- **Exercise description**: Write out all of the data exactly as it appears.

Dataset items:
# # # # #
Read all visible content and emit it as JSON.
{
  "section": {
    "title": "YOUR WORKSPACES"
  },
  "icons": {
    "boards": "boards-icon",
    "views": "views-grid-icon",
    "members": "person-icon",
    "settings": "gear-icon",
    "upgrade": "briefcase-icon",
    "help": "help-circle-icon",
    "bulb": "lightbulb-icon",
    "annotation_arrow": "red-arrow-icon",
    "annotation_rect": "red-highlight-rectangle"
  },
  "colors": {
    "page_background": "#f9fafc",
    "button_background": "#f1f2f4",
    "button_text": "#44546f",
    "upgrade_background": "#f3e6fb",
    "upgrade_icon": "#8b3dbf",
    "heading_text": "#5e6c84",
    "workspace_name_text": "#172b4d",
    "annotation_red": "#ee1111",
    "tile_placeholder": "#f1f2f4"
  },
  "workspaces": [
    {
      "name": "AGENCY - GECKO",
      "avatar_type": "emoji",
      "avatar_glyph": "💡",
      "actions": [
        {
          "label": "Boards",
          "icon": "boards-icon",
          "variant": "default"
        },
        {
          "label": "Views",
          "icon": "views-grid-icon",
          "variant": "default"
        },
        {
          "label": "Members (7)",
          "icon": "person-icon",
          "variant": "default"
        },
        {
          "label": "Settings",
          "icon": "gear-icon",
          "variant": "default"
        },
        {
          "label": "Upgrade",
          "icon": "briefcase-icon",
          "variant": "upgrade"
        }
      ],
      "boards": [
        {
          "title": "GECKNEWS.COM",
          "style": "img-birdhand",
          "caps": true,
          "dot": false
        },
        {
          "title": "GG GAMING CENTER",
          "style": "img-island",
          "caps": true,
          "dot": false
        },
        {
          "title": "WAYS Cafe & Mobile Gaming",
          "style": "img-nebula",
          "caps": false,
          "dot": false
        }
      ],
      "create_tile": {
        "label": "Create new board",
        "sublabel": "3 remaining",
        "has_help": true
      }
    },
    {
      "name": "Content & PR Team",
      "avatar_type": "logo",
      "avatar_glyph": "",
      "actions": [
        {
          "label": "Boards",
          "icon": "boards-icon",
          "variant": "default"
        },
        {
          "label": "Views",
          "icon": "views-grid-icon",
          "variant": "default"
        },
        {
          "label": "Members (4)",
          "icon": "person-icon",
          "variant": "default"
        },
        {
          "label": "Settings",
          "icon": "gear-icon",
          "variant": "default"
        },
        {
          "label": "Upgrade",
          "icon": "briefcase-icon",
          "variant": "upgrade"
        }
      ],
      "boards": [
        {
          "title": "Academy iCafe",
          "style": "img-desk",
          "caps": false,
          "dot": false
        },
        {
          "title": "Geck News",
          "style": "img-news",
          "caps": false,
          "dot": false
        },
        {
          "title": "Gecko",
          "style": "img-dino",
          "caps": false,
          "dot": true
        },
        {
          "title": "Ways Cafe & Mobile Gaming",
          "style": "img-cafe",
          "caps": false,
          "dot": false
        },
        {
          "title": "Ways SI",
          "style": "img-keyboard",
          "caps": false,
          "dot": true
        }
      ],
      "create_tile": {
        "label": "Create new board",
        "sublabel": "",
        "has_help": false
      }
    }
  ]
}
# # # # #
- **Solution to the exercise**:
Read all visible content and emit it as JSON.
{
  "section": {
    "title": "YOUR WORKSPACES"
  },
  "icons": {
    "boards": "boards-icon",
    "views": "views-grid-icon",
    "members": "person-icon",
    "settings": "gear-icon",
    "upgrade": "briefcase-icon",
    "help": "help-circle-icon",
    "bulb": "lightbulb-icon",
    "annotation_arrow": "red-arrow-icon",
    "annotation_rect": "red-highlight-rectangle"
  },
  "colors": {
    "page_background": "#f9fafc",
    "button_background": "#f1f2f4",
    "button_text": "#44546f",
    "upgrade_background": "#f3e6fb",
    "upgrade_icon": "#8b3dbf",
    "heading_text": "#5e6c84",
    "workspace_name_text": "#172b4d",
    "annotation_red": "#ee1111",
    "tile_placeholder": "#f1f2f4"
  },
  "workspaces": [
    {
      "name": "AGENCY - GECKO",
      "avatar_type": "emoji",
      "avatar_glyph": "💡",
      "actions": [
        {
          "label": "Boards",
          "icon": "boards-icon",
          "variant": "default"
        },
        {
          "label": "Views",
          "icon": "views-grid-icon",
          "variant": "default"
        },
        {
          "label": "Members (7)",
          "icon": "person-icon",
          "variant": "default"
        },
        {
          "label": "Settings",
          "icon": "gear-icon",
          "variant": "default"
        },
        {
          "label": "Upgrade",
          "icon": "briefcase-icon",
          "variant": "upgrade"
        }
      ],
      "boards": [
        {
          "title": "GECKNEWS.COM",
          "style": "img-birdhand",
          "caps": true,
          "dot": false
        },
        {
          "title": "GG GAMING CENTER",
          "style": "img-island",
          "caps": true,
          "dot": false
        },
        {
          "title": "WAYS Cafe & Mobile Gaming",
          "style": "img-nebula",
          "caps": false,
          "dot": false
        }
      ],
      "create_tile": {
        "label": "Create new board",
        "sublabel": "3 remaining",
        "has_help": true
      }
    },
    {
      "name": "Content & PR Team",
      "avatar_type": "logo",
      "avatar_glyph": "",
      "actions": [
        {
          "label": "Boards",
          "icon": "boards-icon",
          "variant": "default"
        },
        {
          "label": "Views",
          "icon": "views-grid-icon",
          "variant": "default"
        },
        {
          "label": "Members (4)",
          "icon": "person-icon",
          "variant": "default"
        },
        {
          "label": "Settings",
          "icon": "gear-icon",
          "variant": "default"
        },
        {
          "label": "Upgrade",
          "icon": "briefcase-icon",
          "variant": "upgrade"
        }
      ],
      "boards": [
        {
          "title": "Academy iCafe",
          "style": "img-desk",
          "caps": false,
          "dot": false
        },
        {
          "title": "Geck News",
          "style": "img-news",
          "caps": false,
          "dot": false
        },
        {
          "title": "Gecko",
          "style": "img-dino",
          "caps": false,
          "dot": true
        },
        {
          "title": "Ways Cafe & Mobile Gaming",
          "style": "img-cafe",
          "caps": false,
          "dot": false
        },
        {
          "title": "Ways SI",
          "style": "img-keyboard",
          "caps": false,
          "dot": true
        }
      ],
      "create_tile": {
        "label": "Create new board",
        "sublabel": "",
        "has_help": false
      }
    }
  ]
}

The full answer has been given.